TASK PROMPT :: Give back the entire listing verbatim.

****************************************

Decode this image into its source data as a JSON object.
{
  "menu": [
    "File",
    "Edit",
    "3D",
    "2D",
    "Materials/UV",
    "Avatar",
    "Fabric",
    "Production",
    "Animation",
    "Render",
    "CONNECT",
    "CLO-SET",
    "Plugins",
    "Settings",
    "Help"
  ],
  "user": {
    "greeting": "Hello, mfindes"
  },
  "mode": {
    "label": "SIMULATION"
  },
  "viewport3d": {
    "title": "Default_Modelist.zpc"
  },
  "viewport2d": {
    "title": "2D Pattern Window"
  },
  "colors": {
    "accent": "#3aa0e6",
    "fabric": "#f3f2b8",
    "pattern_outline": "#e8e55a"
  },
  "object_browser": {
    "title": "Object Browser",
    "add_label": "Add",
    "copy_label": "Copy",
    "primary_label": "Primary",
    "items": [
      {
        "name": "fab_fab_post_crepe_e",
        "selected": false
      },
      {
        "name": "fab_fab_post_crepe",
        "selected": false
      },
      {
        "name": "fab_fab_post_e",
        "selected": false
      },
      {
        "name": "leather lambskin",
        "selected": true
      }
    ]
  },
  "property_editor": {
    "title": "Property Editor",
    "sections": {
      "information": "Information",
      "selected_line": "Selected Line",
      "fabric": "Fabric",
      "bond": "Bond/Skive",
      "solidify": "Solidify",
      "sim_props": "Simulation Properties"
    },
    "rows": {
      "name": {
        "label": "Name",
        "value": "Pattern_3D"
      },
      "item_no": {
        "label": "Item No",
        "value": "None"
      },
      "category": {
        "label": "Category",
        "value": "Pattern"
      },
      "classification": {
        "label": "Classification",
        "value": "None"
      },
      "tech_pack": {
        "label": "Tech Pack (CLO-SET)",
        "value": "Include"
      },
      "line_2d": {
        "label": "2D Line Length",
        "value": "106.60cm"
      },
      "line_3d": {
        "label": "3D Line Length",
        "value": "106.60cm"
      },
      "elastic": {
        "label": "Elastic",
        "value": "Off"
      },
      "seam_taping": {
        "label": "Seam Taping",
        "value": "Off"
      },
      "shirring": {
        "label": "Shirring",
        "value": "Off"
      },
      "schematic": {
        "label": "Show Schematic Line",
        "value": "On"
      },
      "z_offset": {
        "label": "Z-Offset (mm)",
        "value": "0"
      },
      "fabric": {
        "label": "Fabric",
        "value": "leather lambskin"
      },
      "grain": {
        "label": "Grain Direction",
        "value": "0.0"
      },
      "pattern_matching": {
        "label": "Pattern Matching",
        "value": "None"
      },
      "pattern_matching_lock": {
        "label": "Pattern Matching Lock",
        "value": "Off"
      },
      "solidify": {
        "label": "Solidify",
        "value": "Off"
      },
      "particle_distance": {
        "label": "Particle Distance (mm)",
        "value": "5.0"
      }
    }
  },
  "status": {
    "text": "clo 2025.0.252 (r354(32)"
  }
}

****************************************

COMPLETE RESPONSE ::
Decode this image into its source data as a JSON object.
{
  "menu": [
    "File",
    "Edit",
    "3D",
    "2D",
    "Materials/UV",
    "Avatar",
    "Fabric",
    "Production",
    "Animation",
    "Render",
    "CONNECT",
    "CLO-SET",
    "Plugins",
    "Settings",
    "Help"
  ],
  "user": {
    "greeting": "Hello, mfindes"
  },
  "mode": {
    "label": "SIMULATION"
  },
  "viewport3d": {
    "title": "Default_Modelist.zpc"
  },
  "viewport2d": {
    "title": "2D Pattern Window"
  },
  "colors": {
    "accent": "#3aa0e6",
    "fabric": "#f3f2b8",
    "pattern_outline": "#e8e55a"
  },
  "object_browser": {
    "title": "Object Browser",
    "add_label": "Add",
    "copy_label": "Copy",
    "primary_label": "Primary",
    "items": [
      {
        "name": "fab_fab_post_crepe_e",
        "selected": false
      },
      {
        "name": "fab_fab_post_crepe",
        "selected": false
      },
      {
        "name": "fab_fab_post_e",
        "selected": false
      },
      {
        "name": "leather lambskin",
        "selected": true
      }
    ]
  },
  "property_editor": {
    "title": "Property Editor",
    "sections": {
      "information": "Information",
      "selected_line": "Selected Line",
      "fabric": "Fabric",
      "bond": "Bond/Skive",
      "solidify": "Solidify",
      "sim_props": "Simulation Properties"
    },
    "rows": {
      "name": {
        "label": "Name",
        "value": "Pattern_3D"
      },
      "item_no": {
        "label": "Item No",
        "value": "None"
      },
      "category": {
        "label": "Category",
        "value": "Pattern"
      },
      "classification": {
        "label": "Classification",
        "value": "None"
      },
      "tech_pack": {
        "label": "Tech Pack (CLO-SET)",
        "value": "Include"
      },
      "line_2d": {
        "label": "2D Line Length",
        "value": "106.60cm"
      },
      "line_3d": {
        "label": "3D Line Length",
        "value": "106.60cm"
      },
      "elastic": {
        "label": "Elastic",
        "value": "Off"
      },
      "seam_taping": {
        "label": "Seam Taping",
        "value": "Off"
      },
      "shirring": {
        "label": "Shirring",
        "value": "Off"
      },
      "schematic": {
        "label": "Show Schematic Line",
        "value": "On"
      },
      "z_offset": {
        "label": "Z-Offset (mm)",
        "value": "0"
      },
      "fabric": {
        "label": "Fabric",
        "value": "leather lambskin"
      },
      "grain": {
        "label": "Grain Direction",
        "value": "0.0"
      },
      "pattern_matching": {
        "label": "Pattern Matching",
        "value": "None"
      },
      "pattern_matching_lock": {
        "label": "Pattern Matching Lock",
        "value": "Off"
      },
      "solidify": {
        "label": "Solidify",
        "value": "Off"
      },
      "particle_distance": {
        "label": "Particle Distance (mm)",
        "value": "5.0"
      }
    }
  },
  "status": {
    "text": "clo 2025.0.252 (r354(32)"
  }
}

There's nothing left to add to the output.